» SHORT PROBLEM: Write the data out again, exactly as given.
-- START OF DATA SECTION --
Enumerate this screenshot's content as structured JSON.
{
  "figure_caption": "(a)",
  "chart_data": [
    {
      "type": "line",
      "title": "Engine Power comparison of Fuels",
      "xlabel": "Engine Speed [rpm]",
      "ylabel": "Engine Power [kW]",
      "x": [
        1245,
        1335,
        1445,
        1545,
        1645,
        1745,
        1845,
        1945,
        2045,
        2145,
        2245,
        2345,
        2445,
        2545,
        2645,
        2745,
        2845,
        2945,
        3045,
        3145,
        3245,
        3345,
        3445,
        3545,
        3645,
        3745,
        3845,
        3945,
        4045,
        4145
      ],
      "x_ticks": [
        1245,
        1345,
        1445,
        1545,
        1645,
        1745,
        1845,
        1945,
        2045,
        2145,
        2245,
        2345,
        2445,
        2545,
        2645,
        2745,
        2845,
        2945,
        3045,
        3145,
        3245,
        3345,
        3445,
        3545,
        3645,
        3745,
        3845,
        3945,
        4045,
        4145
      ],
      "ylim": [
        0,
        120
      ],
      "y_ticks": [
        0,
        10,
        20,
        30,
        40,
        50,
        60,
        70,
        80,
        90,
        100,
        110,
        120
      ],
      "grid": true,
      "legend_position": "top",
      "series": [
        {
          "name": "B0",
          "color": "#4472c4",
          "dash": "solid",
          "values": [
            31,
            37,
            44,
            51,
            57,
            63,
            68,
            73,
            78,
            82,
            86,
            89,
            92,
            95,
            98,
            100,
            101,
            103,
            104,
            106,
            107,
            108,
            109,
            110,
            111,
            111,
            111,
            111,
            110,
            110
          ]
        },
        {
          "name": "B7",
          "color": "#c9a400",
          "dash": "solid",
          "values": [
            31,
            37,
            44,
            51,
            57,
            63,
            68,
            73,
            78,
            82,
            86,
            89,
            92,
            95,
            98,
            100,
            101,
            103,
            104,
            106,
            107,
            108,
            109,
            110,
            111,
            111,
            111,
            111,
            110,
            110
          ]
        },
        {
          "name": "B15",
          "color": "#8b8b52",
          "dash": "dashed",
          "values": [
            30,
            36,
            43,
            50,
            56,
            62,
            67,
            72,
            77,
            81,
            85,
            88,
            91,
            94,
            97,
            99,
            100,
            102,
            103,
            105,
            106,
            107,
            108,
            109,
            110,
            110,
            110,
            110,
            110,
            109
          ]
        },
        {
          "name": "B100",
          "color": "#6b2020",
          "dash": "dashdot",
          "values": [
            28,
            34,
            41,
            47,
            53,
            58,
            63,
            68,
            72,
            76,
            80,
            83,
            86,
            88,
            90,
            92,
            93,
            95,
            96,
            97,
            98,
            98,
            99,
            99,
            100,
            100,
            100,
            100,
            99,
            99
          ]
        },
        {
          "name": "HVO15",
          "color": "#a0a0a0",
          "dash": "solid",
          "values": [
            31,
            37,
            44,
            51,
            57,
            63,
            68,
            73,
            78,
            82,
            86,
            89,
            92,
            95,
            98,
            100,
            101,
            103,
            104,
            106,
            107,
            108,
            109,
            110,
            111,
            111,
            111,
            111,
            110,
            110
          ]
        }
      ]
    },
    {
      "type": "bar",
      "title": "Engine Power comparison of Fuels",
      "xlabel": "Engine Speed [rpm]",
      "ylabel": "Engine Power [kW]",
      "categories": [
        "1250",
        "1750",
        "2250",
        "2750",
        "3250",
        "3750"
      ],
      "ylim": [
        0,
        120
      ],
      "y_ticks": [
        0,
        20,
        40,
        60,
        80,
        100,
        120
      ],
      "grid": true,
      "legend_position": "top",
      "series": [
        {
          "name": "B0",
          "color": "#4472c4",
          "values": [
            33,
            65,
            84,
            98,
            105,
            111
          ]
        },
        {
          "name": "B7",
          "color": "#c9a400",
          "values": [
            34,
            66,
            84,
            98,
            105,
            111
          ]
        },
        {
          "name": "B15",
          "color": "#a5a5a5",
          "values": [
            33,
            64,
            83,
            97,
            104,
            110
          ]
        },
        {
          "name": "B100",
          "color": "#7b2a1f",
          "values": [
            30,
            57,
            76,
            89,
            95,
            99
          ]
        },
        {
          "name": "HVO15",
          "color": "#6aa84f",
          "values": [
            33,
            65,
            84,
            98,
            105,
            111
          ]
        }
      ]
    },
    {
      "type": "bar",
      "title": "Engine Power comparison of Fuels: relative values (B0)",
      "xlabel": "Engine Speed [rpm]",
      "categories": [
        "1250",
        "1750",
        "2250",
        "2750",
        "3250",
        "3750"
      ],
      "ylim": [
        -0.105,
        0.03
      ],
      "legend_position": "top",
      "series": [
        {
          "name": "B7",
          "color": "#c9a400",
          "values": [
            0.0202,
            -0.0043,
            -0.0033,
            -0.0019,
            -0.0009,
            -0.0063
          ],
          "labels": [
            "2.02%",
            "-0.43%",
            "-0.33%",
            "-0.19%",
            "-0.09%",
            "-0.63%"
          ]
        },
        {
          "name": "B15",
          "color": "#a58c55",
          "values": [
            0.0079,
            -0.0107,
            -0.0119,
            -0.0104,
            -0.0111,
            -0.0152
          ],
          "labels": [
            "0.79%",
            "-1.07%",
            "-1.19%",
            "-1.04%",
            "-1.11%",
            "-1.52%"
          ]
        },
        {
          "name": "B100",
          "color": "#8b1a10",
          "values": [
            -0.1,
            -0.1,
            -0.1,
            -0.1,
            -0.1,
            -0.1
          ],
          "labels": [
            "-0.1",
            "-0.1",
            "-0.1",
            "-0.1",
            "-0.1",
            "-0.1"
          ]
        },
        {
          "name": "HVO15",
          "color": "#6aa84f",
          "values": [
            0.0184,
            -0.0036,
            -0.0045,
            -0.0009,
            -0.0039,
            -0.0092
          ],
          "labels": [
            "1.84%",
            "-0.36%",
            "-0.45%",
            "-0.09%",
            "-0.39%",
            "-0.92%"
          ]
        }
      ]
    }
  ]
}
-- END OF DATA SECTION --
» PROBLEM SOLUTION:
Enumerate this screenshot's content as structured JSON.
{
  "figure_caption": "(a)",
  "chart_data": [
    {
      "type": "line",
      "title": "Engine Power comparison of Fuels",
      "xlabel": "Engine Speed [rpm]",
      "ylabel": "Engine Power [kW]",
      "x": [
        1245,
        1335,
        1445,
        1545,
        1645,
        1745,
        1845,
        1945,
        2045,
        2145,
        2245,
        2345,
        2445,
        2545,
        2645,
        2745,
        2845,
        2945,
        3045,
        3145,
        3245,
        3345,
        3445,
        3545,
        3645,
        3745,
        3845,
        3945,
        4045,
        4145
      ],
      "x_ticks": [
        1245,
        1345,
        1445,
        1545,
        1645,
        1745,
        1845,
        1945,
        2045,
        2145,
        2245,
        2345,
        2445,
        2545,
        2645,
        2745,
        2845,
        2945,
        3045,
        3145,
        3245,
        3345,
        3445,
        3545,
        3645,
        3745,
        3845,
        3945,
        4045,
        4145
      ],
      "ylim": [
        0,
        120
      ],
      "y_ticks": [
        0,
        10,
        20,
        30,
        40,
        50,
        60,
        70,
        80,
        90,
        100,
        110,
        120
      ],
      "grid": true,
      "legend_position": "top",
      "series": [
        {
          "name": "B0",
          "color": "#4472c4",
          "dash": "solid",
          "values": [
            31,
            37,
            44,
            51,
            57,
            63,
            68,
            73,
            78,
            82,
            86,
            89,
            92,
            95,
            98,
            100,
            101,
            103,
            104,
            106,
            107,
            108,
            109,
            110,
            111,
            111,
            111,
            111,
            110,
            110
          ]
        },
        {
          "name": "B7",
          "color": "#c9a400",
          "dash": "solid",
          "values": [
            31,
            37,
            44,
            51,
            57,
            63,
            68,
            73,
            78,
            82,
            86,
            89,
            92,
            95,
            98,
            100,
            101,
            103,
            104,
            106,
            107,
            108,
            109,
            110,
            111,
            111,
            111,
            111,
            110,
            110
          ]
        },
        {
          "name": "B15",
          "color": "#8b8b52",
          "dash": "dashed",
          "values": [
            30,
            36,
            43,
            50,
            56,
            62,
            67,
            72,
            77,
            81,
            85,
            88,
            91,
            94,
            97,
            99,
            100,
            102,
            103,
            105,
            106,
            107,
            108,
            109,
            110,
            110,
            110,
            110,
            110,
            109
          ]
        },
        {
          "name": "B100",
          "color": "#6b2020",
          "dash": "dashdot",
          "values": [
            28,
            34,
            41,
            47,
            53,
            58,
            63,
            68,
            72,
            76,
            80,
            83,
            86,
            88,
            90,
            92,
            93,
            95,
            96,
            97,
            98,
            98,
            99,
            99,
            100,
            100,
            100,
            100,
            99,
            99
          ]
        },
        {
          "name": "HVO15",
          "color": "#a0a0a0",
          "dash": "solid",
          "values": [
            31,
            37,
            44,
            51,
            57,
            63,
            68,
            73,
            78,
            82,
            86,
            89,
            92,
            95,
            98,
            100,
            101,
            103,
            104,
            106,
            107,
            108,
            109,
            110,
            111,
            111,
            111,
            111,
            110,
            110
          ]
        }
      ]
    },
    {
      "type": "bar",
      "title": "Engine Power comparison of Fuels",
      "xlabel": "Engine Speed [rpm]",
      "ylabel": "Engine Power [kW]",
      "categories": [
        "1250",
        "1750",
        "2250",
        "2750",
        "3250",
        "3750"
      ],
      "ylim": [
        0,
        120
      ],
      "y_ticks": [
        0,
        20,
        40,
        60,
        80,
        100,
        120
      ],
      "grid": true,
      "legend_position": "top",
      "series": [
        {
          "name": "B0",
          "color": "#4472c4",
          "values": [
            33,
            65,
            84,
            98,
            105,
            111
          ]
        },
        {
          "name": "B7",
          "color": "#c9a400",
          "values": [
            34,
            66,
            84,
            98,
            105,
            111
          ]
        },
        {
          "name": "B15",
          "color": "#a5a5a5",
          "values": [
            33,
            64,
            83,
            97,
            104,
            110
          ]
        },
        {
          "name": "B100",
          "color": "#7b2a1f",
          "values": [
            30,
            57,
            76,
            89,
            95,
            99
          ]
        },
        {
          "name": "HVO15",
          "color": "#6aa84f",
          "values": [
            33,
            65,
            84,
            98,
            105,
            111
          ]
        }
      ]
    },
    {
      "type": "bar",
      "title": "Engine Power comparison of Fuels: relative values (B0)",
      "xlabel": "Engine Speed [rpm]",
      "categories": [
        "1250",
        "1750",
        "2250",
        "2750",
        "3250",
        "3750"
      ],
      "ylim": [
        -0.105,
        0.03
      ],
      "legend_position": "top",
      "series": [
        {
          "name": "B7",
          "color": "#c9a400",
          "values": [
            0.0202,
            -0.0043,
            -0.0033,
            -0.0019,
            -0.0009,
            -0.0063
          ],
          "labels": [
            "2.02%",
            "-0.43%",
            "-0.33%",
            "-0.19%",
            "-0.09%",
            "-0.63%"
          ]
        },
        {
          "name": "B15",
          "color": "#a58c55",
          "values": [
            0.0079,
            -0.0107,
            -0.0119,
            -0.0104,
            -0.0111,
            -0.0152
          ],
          "labels": [
            "0.79%",
            "-1.07%",
            "-1.19%",
            "-1.04%",
            "-1.11%",
            "-1.52%"
          ]
        },
        {
          "name": "B100",
          "color": "#8b1a10",
          "values": [
            -0.1,
            -0.1,
            -0.1,
            -0.1,
            -0.1,
            -0.1
          ],
          "labels": [
            "-0.1",
            "-0.1",
            "-0.1",
            "-0.1",
            "-0.1",
            "-0.1"
          ]
        },
        {
          "name": "HVO15",
          "color": "#6aa84f",
          "values": [
            0.0184,
            -0.0036,
            -0.0045,
            -0.0009,
            -0.0039,
            -0.0092
          ],
          "labels": [
            "1.84%",
            "-0.36%",
            "-0.45%",
            "-0.09%",
            "-0.39%",
            "-0.92%"
          ]
        }
      ]
    }
  ]
}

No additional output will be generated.